▸ Directions
Search the material for the word "Путина" and copy each line that holds it.

▸ Data supplied
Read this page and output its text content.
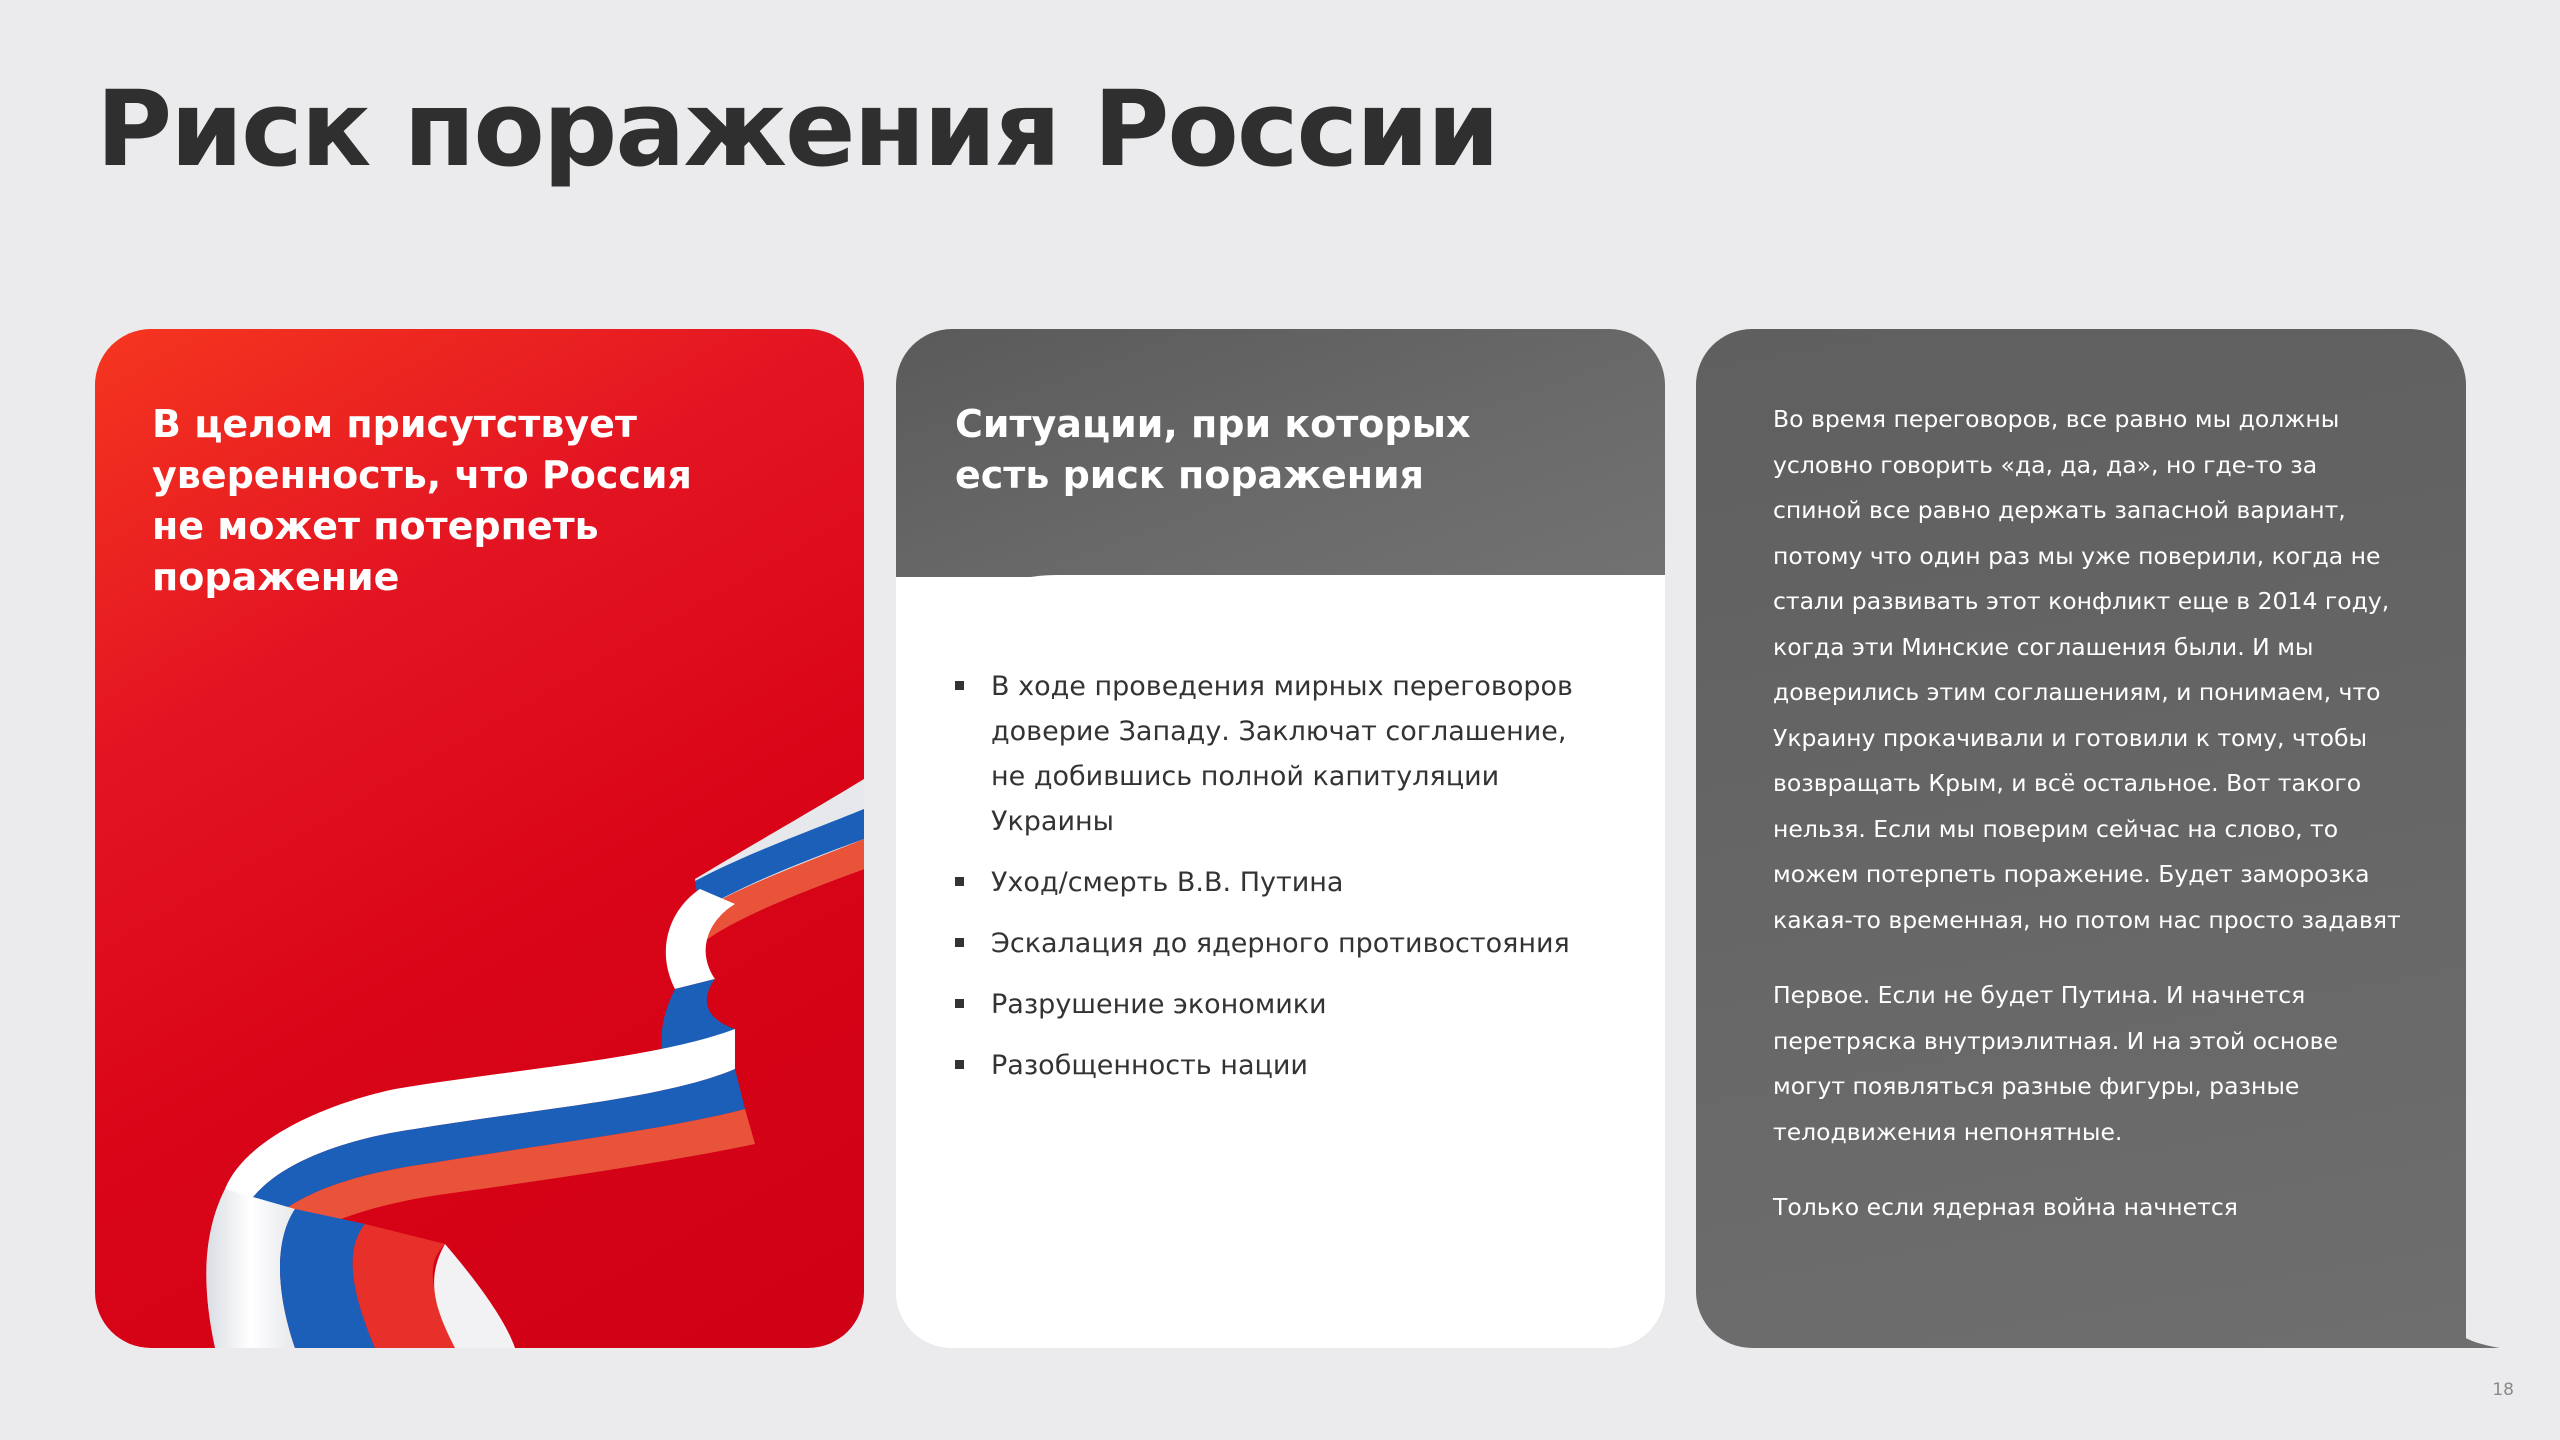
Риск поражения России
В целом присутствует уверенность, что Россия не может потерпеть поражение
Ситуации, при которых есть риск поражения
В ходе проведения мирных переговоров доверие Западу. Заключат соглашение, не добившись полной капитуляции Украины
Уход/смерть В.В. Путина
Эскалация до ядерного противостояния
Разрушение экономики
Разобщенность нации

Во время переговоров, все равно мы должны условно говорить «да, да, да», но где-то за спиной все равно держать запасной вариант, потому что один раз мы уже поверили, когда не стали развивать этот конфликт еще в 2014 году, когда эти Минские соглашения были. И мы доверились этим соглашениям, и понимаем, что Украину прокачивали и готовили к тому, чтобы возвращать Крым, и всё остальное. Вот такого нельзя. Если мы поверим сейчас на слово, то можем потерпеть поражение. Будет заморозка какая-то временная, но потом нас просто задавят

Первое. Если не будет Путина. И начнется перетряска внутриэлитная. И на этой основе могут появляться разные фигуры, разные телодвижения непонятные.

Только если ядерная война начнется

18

▸ Expected output
Уход/смерть В.В. Путина
Первое. Если не будет Путина. И начнется перетряска внутриэлитная. И на этой основе могут появляться разные фигуры, разные телодвижения непонятные.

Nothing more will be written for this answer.